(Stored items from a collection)
[start]

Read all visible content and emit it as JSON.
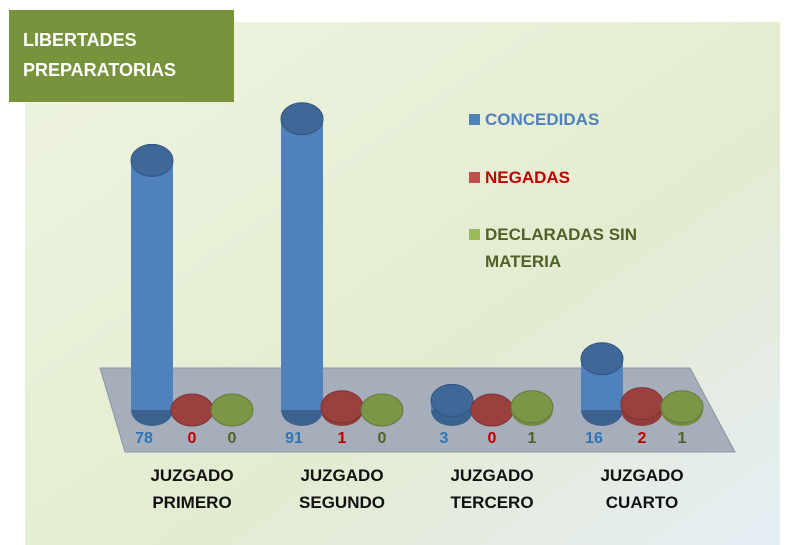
{
  "chart_data": {
    "type": "bar3d",
    "title": "LIBERTADES PREPARATORIAS",
    "categories": [
      "JUZGADO PRIMERO",
      "JUZGADO SEGUNDO",
      "JUZGADO TERCERO",
      "JUZGADO CUARTO"
    ],
    "series": [
      {
        "name": "CONCEDIDAS",
        "color": "#4f81bd",
        "label_color": "#2e75b6",
        "values": [
          78,
          91,
          3,
          16
        ]
      },
      {
        "name": "NEGADAS",
        "color": "#c0504d",
        "label_color": "#c00000",
        "values": [
          0,
          1,
          0,
          2
        ]
      },
      {
        "name": "DECLARADAS SIN MATERIA",
        "color": "#9bbb59",
        "label_color": "#4f6228",
        "values": [
          0,
          0,
          1,
          1
        ]
      }
    ],
    "ylim": [
      0,
      100
    ]
  }
}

[end]

### Requirements
Give back all entries exactly. No pictures belong in the copy.

### Task solution
Read all visible content and emit it as JSON.
{
  "chart_data": {
    "type": "bar3d",
    "title": "LIBERTADES PREPARATORIAS",
    "categories": [
      "JUZGADO PRIMERO",
      "JUZGADO SEGUNDO",
      "JUZGADO TERCERO",
      "JUZGADO CUARTO"
    ],
    "series": [
      {
        "name": "CONCEDIDAS",
        "color": "#4f81bd",
        "label_color": "#2e75b6",
        "values": [
          78,
          91,
          3,
          16
        ]
      },
      {
        "name": "NEGADAS",
        "color": "#c0504d",
        "label_color": "#c00000",
        "values": [
          0,
          1,
          0,
          2
        ]
      },
      {
        "name": "DECLARADAS SIN MATERIA",
        "color": "#9bbb59",
        "label_color": "#4f6228",
        "values": [
          0,
          0,
          1,
          1
        ]
      }
    ],
    "ylim": [
      0,
      100
    ]
  }
}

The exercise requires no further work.